══ Input rows ══
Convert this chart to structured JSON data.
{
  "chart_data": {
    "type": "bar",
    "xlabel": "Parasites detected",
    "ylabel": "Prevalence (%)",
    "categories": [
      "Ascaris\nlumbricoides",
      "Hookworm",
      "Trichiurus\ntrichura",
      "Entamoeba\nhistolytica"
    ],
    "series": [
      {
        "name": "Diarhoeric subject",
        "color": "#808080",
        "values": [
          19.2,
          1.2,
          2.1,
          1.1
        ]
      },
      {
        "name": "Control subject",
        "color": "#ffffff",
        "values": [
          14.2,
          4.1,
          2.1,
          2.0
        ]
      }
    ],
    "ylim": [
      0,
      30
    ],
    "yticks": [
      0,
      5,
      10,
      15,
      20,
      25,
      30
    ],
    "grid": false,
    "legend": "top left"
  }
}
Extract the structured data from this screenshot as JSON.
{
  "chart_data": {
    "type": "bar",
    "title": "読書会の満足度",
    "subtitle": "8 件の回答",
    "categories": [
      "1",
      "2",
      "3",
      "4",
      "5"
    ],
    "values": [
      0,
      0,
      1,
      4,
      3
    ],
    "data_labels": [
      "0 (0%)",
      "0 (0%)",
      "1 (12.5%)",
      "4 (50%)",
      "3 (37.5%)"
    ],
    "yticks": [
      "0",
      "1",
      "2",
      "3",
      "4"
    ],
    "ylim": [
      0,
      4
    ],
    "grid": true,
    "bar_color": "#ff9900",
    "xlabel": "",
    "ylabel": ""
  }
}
═══
→ What needs to be done
Copy out each record from above, exactly.

→ Result of the exercise
Convert this chart to structured JSON data.
{
  "chart_data": {
    "type": "bar",
    "xlabel": "Parasites detected",
    "ylabel": "Prevalence (%)",
    "categories": [
      "Ascaris\nlumbricoides",
      "Hookworm",
      "Trichiurus\ntrichura",
      "Entamoeba\nhistolytica"
    ],
    "series": [
      {
        "name": "Diarhoeric subject",
        "color": "#808080",
        "values": [
          19.2,
          1.2,
          2.1,
          1.1
        ]
      },
      {
        "name": "Control subject",
        "color": "#ffffff",
        "values": [
          14.2,
          4.1,
          2.1,
          2.0
        ]
      }
    ],
    "ylim": [
      0,
      30
    ],
    "yticks": [
      0,
      5,
      10,
      15,
      20,
      25,
      30
    ],
    "grid": false,
    "legend": "top left"
  }
}
Extract the structured data from this screenshot as JSON.
{
  "chart_data": {
    "type": "bar",
    "title": "読書会の満足度",
    "subtitle": "8 件の回答",
    "categories": [
      "1",
      "2",
      "3",
      "4",
      "5"
    ],
    "values": [
      0,
      0,
      1,
      4,
      3
    ],
    "data_labels": [
      "0 (0%)",
      "0 (0%)",
      "1 (12.5%)",
      "4 (50%)",
      "3 (37.5%)"
    ],
    "yticks": [
      "0",
      "1",
      "2",
      "3",
      "4"
    ],
    "ylim": [
      0,
      4
    ],
    "grid": true,
    "bar_color": "#ff9900",
    "xlabel": "",
    "ylabel": ""
  }
}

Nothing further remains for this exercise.